[Stored entries]
§ §

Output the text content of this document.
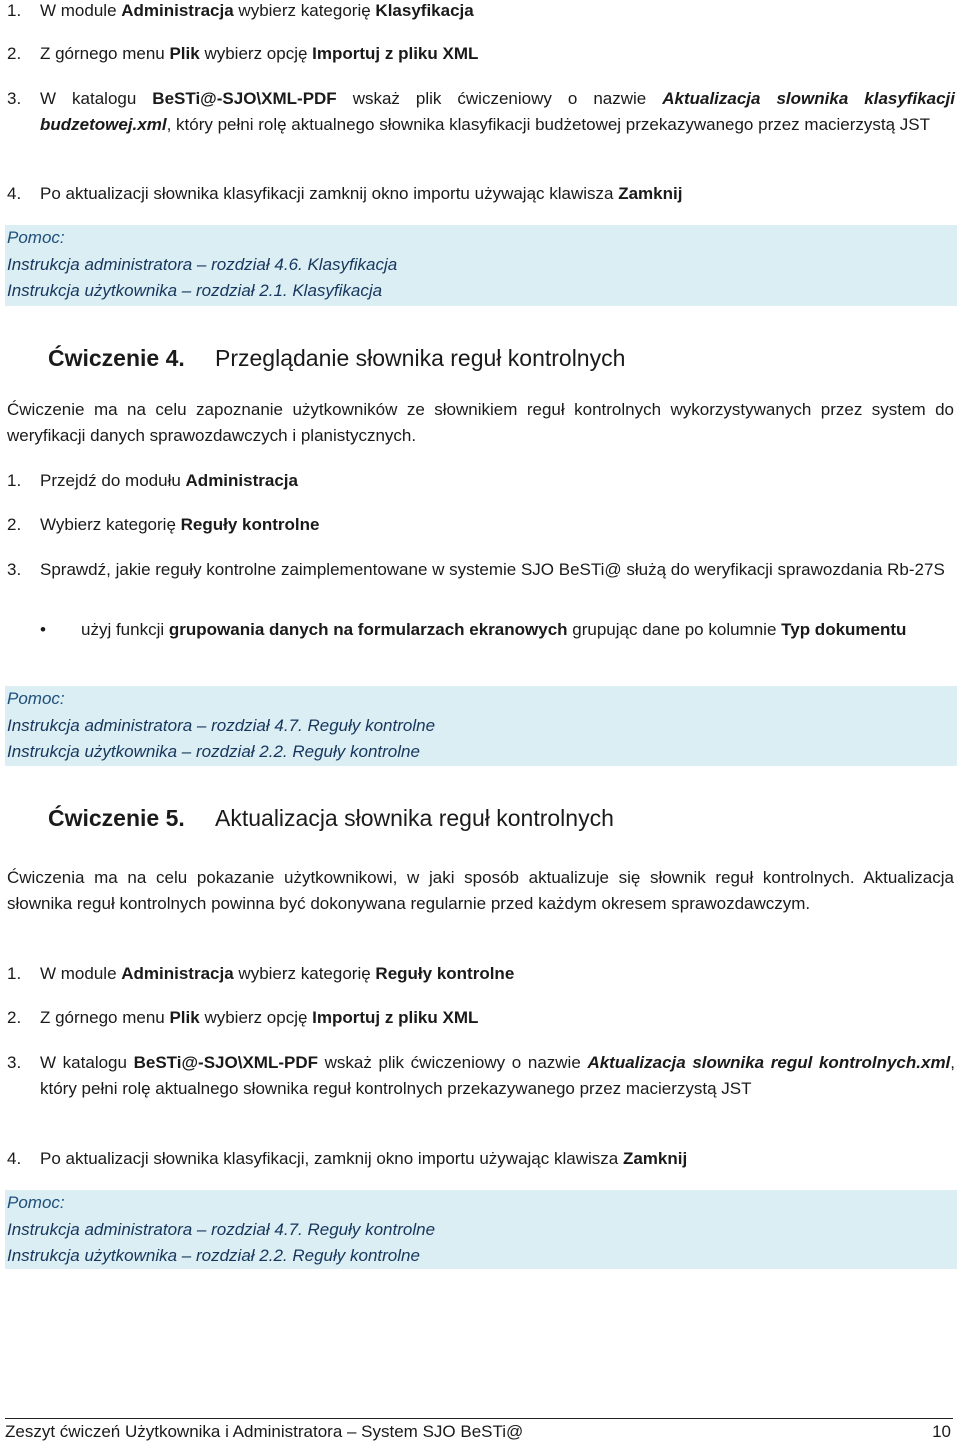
1.	W module Administracja wybierz kategorię Klasyfikacja
2.	Z górnego menu Plik wybierz opcję Importuj z pliku XML
3.	W katalogu BeSTi@-SJO\XML-PDF wskaż plik ćwiczeniowy o nazwie Aktualizacja slownika klasyfikacji budzetowej.xml, który pełni rolę aktualnego słownika klasyfikacji budżetowej przekazywanego przez macierzystą JST
4.	Po aktualizacji słownika klasyfikacji zamknij okno importu używając klawisza Zamknij
Pomoc:
Instrukcja administratora – rozdział 4.6. Klasyfikacja
Instrukcja użytkownika – rozdział 2.1. Klasyfikacja
Ćwiczenie 4. Przeglądanie słownika reguł kontrolnych
Ćwiczenie ma na celu zapoznanie użytkowników ze słownikiem reguł kontrolnych wykorzystywanych przez system do weryfikacji danych sprawozdawczych i planistycznych.
1.	Przejdź do modułu Administracja
2.	Wybierz kategorię Reguły kontrolne
3.	Sprawdź, jakie reguły kontrolne zaimplementowane w systemie SJO BeSTi@ służą do weryfikacji sprawozdania Rb-27S
• użyj funkcji grupowania danych na formularzach ekranowych grupując dane po kolumnie Typ dokumentu
Pomoc:
Instrukcja administratora – rozdział 4.7. Reguły kontrolne
Instrukcja użytkownika – rozdział 2.2. Reguły kontrolne
Ćwiczenie 5. Aktualizacja słownika reguł kontrolnych
Ćwiczenia ma na celu pokazanie użytkownikowi, w jaki sposób aktualizuje się słownik reguł kontrolnych. Aktualizacja słownika reguł kontrolnych powinna być dokonywana regularnie przed każdym okresem sprawozdawczym.
1.	W module Administracja wybierz kategorię Reguły kontrolne
2.	Z górnego menu Plik wybierz opcję Importuj z pliku XML
3.	W katalogu BeSTi@-SJO\XML-PDF wskaż plik ćwiczeniowy o nazwie Aktualizacja slownika regul kontrolnych.xml, który pełni rolę aktualnego słownika reguł kontrolnych przekazywanego przez macierzystą JST
4.	Po aktualizacji słownika klasyfikacji, zamknij okno importu używając klawisza Zamknij
Pomoc:
Instrukcja administratora – rozdział 4.7. Reguły kontrolne
Instrukcja użytkownika – rozdział 2.2. Reguły kontrolne
Zeszyt ćwiczeń Użytkownika i Administratora – System SJO BeSTi@	10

§ §

Reproduce every entry word for word, but omit the pictures.

FINISHED TASK |
Output the text content of this document.
1.	W module Administracja wybierz kategorię Klasyfikacja
2.	Z górnego menu Plik wybierz opcję Importuj z pliku XML
3.	W katalogu BeSTi@-SJO\XML-PDF wskaż plik ćwiczeniowy o nazwie Aktualizacja slownika klasyfikacji budzetowej.xml, który pełni rolę aktualnego słownika klasyfikacji budżetowej przekazywanego przez macierzystą JST
4.	Po aktualizacji słownika klasyfikacji zamknij okno importu używając klawisza Zamknij
Pomoc:
Instrukcja administratora – rozdział 4.6. Klasyfikacja
Instrukcja użytkownika – rozdział 2.1. Klasyfikacja
Ćwiczenie 4. Przeglądanie słownika reguł kontrolnych
Ćwiczenie ma na celu zapoznanie użytkowników ze słownikiem reguł kontrolnych wykorzystywanych przez system do weryfikacji danych sprawozdawczych i planistycznych.
1.	Przejdź do modułu Administracja
2.	Wybierz kategorię Reguły kontrolne
3.	Sprawdź, jakie reguły kontrolne zaimplementowane w systemie SJO BeSTi@ służą do weryfikacji sprawozdania Rb-27S
• użyj funkcji grupowania danych na formularzach ekranowych grupując dane po kolumnie Typ dokumentu
Pomoc:
Instrukcja administratora – rozdział 4.7. Reguły kontrolne
Instrukcja użytkownika – rozdział 2.2. Reguły kontrolne
Ćwiczenie 5. Aktualizacja słownika reguł kontrolnych
Ćwiczenia ma na celu pokazanie użytkownikowi, w jaki sposób aktualizuje się słownik reguł kontrolnych. Aktualizacja słownika reguł kontrolnych powinna być dokonywana regularnie przed każdym okresem sprawozdawczym.
1.	W module Administracja wybierz kategorię Reguły kontrolne
2.	Z górnego menu Plik wybierz opcję Importuj z pliku XML
3.	W katalogu BeSTi@-SJO\XML-PDF wskaż plik ćwiczeniowy o nazwie Aktualizacja slownika regul kontrolnych.xml, który pełni rolę aktualnego słownika reguł kontrolnych przekazywanego przez macierzystą JST
4.	Po aktualizacji słownika klasyfikacji, zamknij okno importu używając klawisza Zamknij
Pomoc:
Instrukcja administratora – rozdział 4.7. Reguły kontrolne
Instrukcja użytkownika – rozdział 2.2. Reguły kontrolne
Zeszyt ćwiczeń Użytkownika i Administratora – System SJO BeSTi@	10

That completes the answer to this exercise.